__DOCUMENT EXCERPT__
--------------------------------------------------

Publicly you loathe it. Privately you have to admit that you are captivated in an inquisitive way by the danger and menace inflicted upon human beings.
Imagine hanging on the wall of your drawing-room a picture vividly depicting an imminent crash of a wide body aircraft – our modern world’s preferred means of transport – on a distant, less than scenic but rock-hard runway.
You can’t.
After all, it is enough that the telly is giving you your daily ration of man’s mortality and insignificance.
Television did not exist in the 16th and 17th centuries, but the parable is there when you look at the great number of pictures of helpless ships inescapably adrift towards thundering surf breaking on inhospitable shores. There was apparently a good market for this kind of picture among the God-fearing, industrious people of the Low Countries.
The revolt against the most Catholic Spanish overlords and the subsequent menacing of the small rebel Dutch republic by virtually all great powers of Europe made them realise that their struggle for survival could only by won by the fierce protection of the freedom of the Netherlands’ single natural resource – trade – at sea.
Trade profits could be lost overnight in one single accident or battle at sea. So morale and confidence had to be boosted. Pride, often a source of embarrassment in Holland,
had to be flattered. So another popular genre was added to the many examples of “Shipping off a rocky coast”. That was the depiction of the battle scene. Scenes of heroic endeavour, turning, of course, the advantage to the young Dutch fleet engaging a host of foes, conveniently leaving out the horrors of the splintering timbers and the crashing cannon balls on the gun decks. The opponents were the Spanish, the Barbary and Dunkirk pirates, the French, the Dances and the Swedes, but most of all, our favourite rival, the English.
An excellent choice of 76 representative examples of these ‘seascapes’, as they are called, from the collection of the National Maritime Museum goes on show today. The central element in these magnificent paintings is the sea.

--------------------------------------------------

__SHORT PROBLEM 1__
Retype the records word for word, everything from the line containing "Patent image size: (944, 503)." down to the end of the records.
The text and the records that follow it are unrelated and should be treated separately.

--------------------------------------------------

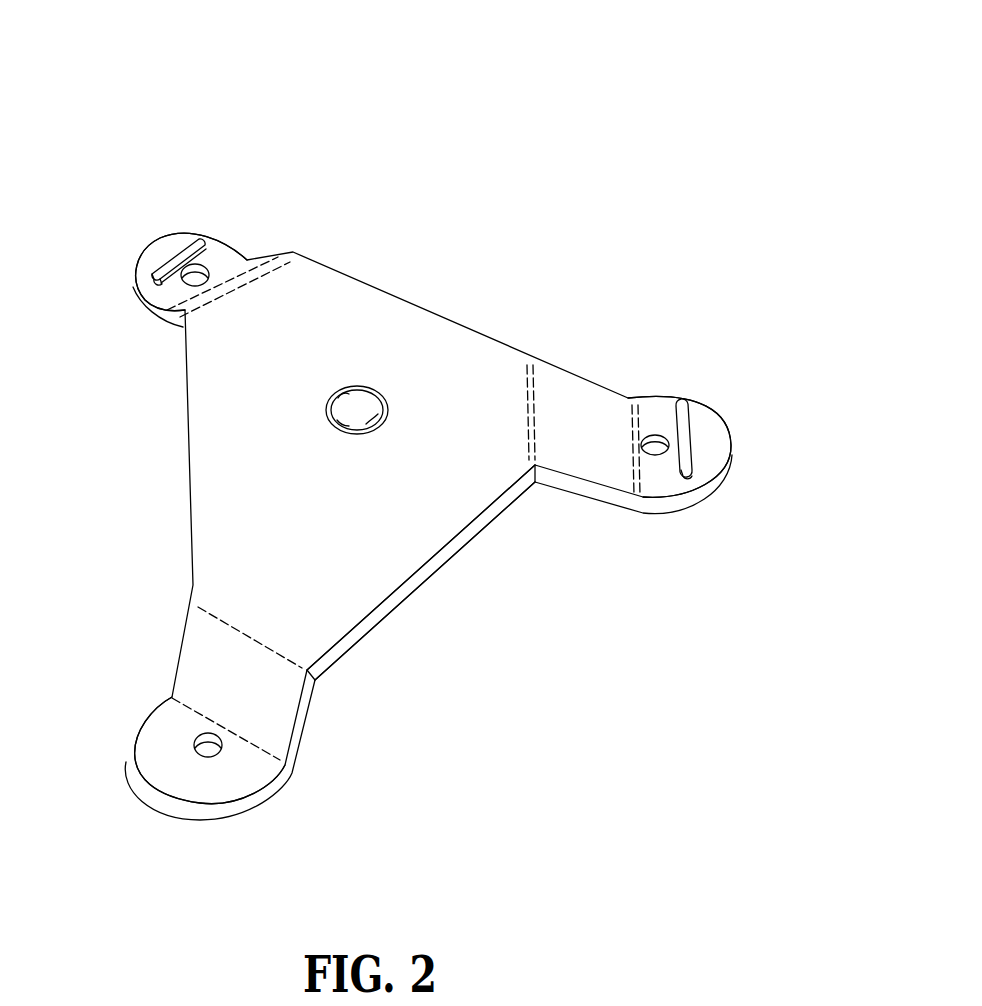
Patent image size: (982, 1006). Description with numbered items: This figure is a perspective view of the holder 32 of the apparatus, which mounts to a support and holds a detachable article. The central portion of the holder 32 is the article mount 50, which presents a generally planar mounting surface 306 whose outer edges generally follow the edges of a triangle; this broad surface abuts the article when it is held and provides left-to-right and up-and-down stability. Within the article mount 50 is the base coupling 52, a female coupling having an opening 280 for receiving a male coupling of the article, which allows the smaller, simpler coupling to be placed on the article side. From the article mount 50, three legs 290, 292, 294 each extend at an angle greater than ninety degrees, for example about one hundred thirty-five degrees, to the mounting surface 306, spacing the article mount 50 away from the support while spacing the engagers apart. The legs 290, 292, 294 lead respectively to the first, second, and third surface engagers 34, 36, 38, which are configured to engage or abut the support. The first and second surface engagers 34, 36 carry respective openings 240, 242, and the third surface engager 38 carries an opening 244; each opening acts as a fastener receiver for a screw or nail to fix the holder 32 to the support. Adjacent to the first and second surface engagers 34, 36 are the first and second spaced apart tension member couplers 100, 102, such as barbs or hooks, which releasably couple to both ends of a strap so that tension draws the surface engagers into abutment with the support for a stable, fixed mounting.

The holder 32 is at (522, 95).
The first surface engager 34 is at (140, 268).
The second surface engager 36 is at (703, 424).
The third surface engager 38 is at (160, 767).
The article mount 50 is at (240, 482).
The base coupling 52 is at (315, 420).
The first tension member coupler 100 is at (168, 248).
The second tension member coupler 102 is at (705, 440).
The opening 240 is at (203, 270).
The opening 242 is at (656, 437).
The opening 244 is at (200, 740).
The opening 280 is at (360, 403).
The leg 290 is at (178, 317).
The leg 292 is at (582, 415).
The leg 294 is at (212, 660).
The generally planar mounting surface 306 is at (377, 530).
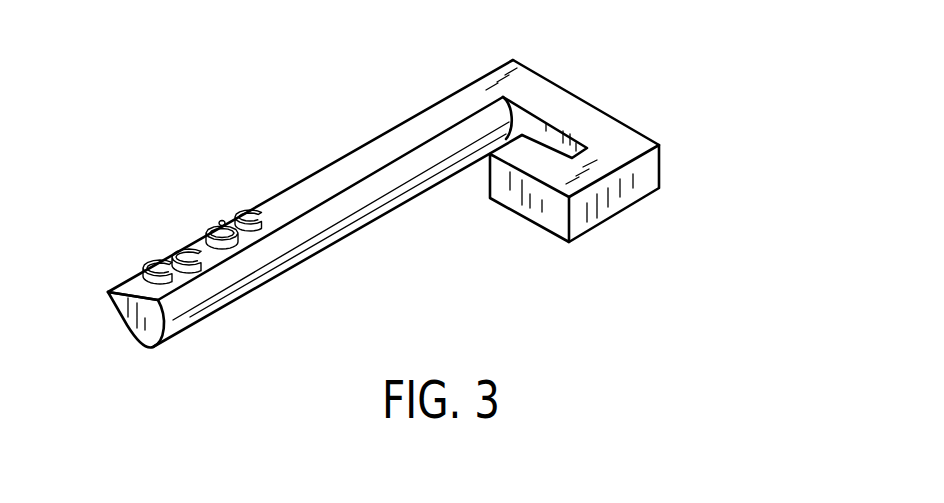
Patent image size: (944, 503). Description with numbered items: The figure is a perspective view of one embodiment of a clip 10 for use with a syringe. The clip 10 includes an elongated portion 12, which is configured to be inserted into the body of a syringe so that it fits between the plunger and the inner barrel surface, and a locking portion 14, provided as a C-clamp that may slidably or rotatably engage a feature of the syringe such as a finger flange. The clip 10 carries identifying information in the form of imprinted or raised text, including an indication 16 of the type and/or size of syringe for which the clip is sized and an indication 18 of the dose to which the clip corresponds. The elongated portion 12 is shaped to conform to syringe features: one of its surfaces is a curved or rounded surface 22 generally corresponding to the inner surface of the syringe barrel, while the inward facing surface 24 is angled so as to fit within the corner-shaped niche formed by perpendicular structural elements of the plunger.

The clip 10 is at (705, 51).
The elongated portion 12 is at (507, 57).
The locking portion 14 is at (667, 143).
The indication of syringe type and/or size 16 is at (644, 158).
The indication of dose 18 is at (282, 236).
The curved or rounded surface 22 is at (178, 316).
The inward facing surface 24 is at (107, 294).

--------------------------------------------------

__SHORT PROBLEM 2__
According to the excerpt on Dutch seascapes, why was the battle scene added as a popular genre of painting?

__FINISHED ANSWER 1__
Patent image size: (944, 503). Description with numbered items: The figure is a perspective view of one embodiment of a clip 10 for use with a syringe. The clip 10 includes an elongated portion 12, which is configured to be inserted into the body of a syringe so that it fits between the plunger and the inner barrel surface, and a locking portion 14, provided as a C-clamp that may slidably or rotatably engage a feature of the syringe such as a finger flange. The clip 10 carries identifying information in the form of imprinted or raised text, including an indication 16 of the type and/or size of syringe for which the clip is sized and an indication 18 of the dose to which the clip corresponds. The elongated portion 12 is shaped to conform to syringe features: one of its surfaces is a curved or rounded surface 22 generally corresponding to the inner surface of the syringe barrel, while the inward facing surface 24 is angled so as to fit within the corner-shaped niche formed by perpendicular structural elements of the plunger.

The clip 10 is at (705, 51).
The elongated portion 12 is at (507, 57).
The locking portion 14 is at (667, 143).
The indication of syringe type and/or size 16 is at (644, 158).
The indication of dose 18 is at (282, 236).
The curved or rounded surface 22 is at (178, 316).
The inward facing surface 24 is at (107, 294).

__FINISHED ANSWER 2__
Trade profits could be lost overnight in a single accident or battle at sea, so morale and confidence had to be boosted and pride had to be flattered. Battle scenes showing heroic endeavor that favored the young Dutch fleet served that purpose.